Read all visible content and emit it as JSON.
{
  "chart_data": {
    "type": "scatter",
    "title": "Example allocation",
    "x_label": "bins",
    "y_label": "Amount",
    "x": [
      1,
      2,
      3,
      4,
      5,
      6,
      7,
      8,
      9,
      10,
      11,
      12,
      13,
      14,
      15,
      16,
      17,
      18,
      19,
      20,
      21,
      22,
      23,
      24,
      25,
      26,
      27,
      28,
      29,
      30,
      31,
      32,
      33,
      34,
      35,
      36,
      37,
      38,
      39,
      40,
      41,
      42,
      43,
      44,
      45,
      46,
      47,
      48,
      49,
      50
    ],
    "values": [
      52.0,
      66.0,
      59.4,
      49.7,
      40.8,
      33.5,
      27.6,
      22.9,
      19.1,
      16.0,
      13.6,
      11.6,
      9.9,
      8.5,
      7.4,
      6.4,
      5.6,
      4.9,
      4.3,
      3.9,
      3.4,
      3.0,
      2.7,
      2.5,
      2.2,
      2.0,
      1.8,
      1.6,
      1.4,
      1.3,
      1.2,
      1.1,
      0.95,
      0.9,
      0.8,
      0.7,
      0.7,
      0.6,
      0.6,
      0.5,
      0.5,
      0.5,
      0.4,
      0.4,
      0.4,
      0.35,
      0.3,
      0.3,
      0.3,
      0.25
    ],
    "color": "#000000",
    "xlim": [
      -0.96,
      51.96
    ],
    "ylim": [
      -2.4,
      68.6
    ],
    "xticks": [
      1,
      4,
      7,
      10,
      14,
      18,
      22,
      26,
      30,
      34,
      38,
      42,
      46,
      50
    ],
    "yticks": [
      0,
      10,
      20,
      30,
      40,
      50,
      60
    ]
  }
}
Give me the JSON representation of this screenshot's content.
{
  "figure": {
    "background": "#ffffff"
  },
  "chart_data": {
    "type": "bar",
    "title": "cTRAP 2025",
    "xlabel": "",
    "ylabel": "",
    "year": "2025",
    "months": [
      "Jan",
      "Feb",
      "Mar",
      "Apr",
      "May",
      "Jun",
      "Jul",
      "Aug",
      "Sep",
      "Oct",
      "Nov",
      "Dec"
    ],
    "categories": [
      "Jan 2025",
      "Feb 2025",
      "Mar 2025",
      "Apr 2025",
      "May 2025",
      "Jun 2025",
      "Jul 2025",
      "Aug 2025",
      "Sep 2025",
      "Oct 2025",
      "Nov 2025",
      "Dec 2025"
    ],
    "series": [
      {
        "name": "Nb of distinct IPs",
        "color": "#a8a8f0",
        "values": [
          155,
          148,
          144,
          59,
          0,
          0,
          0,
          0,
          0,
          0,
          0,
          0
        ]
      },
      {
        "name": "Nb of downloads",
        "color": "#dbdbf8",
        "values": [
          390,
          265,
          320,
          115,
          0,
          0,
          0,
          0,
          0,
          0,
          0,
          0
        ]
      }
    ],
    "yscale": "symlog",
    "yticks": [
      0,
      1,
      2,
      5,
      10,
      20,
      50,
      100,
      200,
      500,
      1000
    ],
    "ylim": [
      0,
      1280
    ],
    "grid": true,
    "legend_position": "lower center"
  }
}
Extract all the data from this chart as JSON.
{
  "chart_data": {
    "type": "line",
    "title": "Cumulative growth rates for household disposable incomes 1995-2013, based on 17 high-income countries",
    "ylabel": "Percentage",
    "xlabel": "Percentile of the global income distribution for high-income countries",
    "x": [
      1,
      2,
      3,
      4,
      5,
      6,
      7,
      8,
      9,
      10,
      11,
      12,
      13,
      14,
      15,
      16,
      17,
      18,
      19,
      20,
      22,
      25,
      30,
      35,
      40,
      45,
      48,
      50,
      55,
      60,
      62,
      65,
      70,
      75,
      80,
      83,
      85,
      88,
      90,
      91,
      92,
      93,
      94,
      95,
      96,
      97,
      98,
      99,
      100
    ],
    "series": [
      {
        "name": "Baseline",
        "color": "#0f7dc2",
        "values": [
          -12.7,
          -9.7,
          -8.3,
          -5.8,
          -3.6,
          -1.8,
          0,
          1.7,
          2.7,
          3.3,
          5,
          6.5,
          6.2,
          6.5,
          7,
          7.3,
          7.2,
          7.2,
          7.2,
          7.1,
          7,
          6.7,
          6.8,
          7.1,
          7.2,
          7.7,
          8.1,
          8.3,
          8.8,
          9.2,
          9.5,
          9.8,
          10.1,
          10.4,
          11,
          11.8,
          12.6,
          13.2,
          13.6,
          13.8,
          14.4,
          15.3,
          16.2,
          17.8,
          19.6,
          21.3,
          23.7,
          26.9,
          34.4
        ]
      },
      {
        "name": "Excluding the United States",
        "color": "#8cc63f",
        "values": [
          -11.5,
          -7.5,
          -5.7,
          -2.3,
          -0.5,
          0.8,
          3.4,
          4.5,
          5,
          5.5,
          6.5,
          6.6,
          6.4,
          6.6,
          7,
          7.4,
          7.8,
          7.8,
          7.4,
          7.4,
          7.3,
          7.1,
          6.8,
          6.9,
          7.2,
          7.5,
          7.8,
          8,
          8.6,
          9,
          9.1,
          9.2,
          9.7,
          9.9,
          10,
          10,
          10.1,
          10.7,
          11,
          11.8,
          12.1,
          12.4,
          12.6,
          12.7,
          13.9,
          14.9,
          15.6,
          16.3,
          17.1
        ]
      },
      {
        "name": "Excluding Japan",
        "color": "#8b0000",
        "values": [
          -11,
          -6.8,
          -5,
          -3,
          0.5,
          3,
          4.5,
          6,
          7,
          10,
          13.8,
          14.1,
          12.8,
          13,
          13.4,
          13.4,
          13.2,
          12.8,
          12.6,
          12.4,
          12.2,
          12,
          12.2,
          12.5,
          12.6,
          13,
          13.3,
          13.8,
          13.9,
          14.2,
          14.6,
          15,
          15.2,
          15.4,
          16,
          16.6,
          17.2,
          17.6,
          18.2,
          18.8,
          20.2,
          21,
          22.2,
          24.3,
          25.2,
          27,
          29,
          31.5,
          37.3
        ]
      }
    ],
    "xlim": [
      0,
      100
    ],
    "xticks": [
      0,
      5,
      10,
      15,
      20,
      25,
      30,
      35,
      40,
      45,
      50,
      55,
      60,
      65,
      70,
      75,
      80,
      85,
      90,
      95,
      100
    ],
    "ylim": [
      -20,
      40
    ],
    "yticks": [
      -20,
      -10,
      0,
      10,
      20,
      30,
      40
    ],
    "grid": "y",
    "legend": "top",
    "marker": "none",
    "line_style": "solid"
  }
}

**Problem requirements**
Filter the data for the string "name" and copy every line that has it.

**Answer for this exercise**
        "name": "Nb of distinct IPs",
        "name": "Nb of downloads",
        "name": "Baseline",
        "name": "Excluding the United States",
        "name": "Excluding Japan",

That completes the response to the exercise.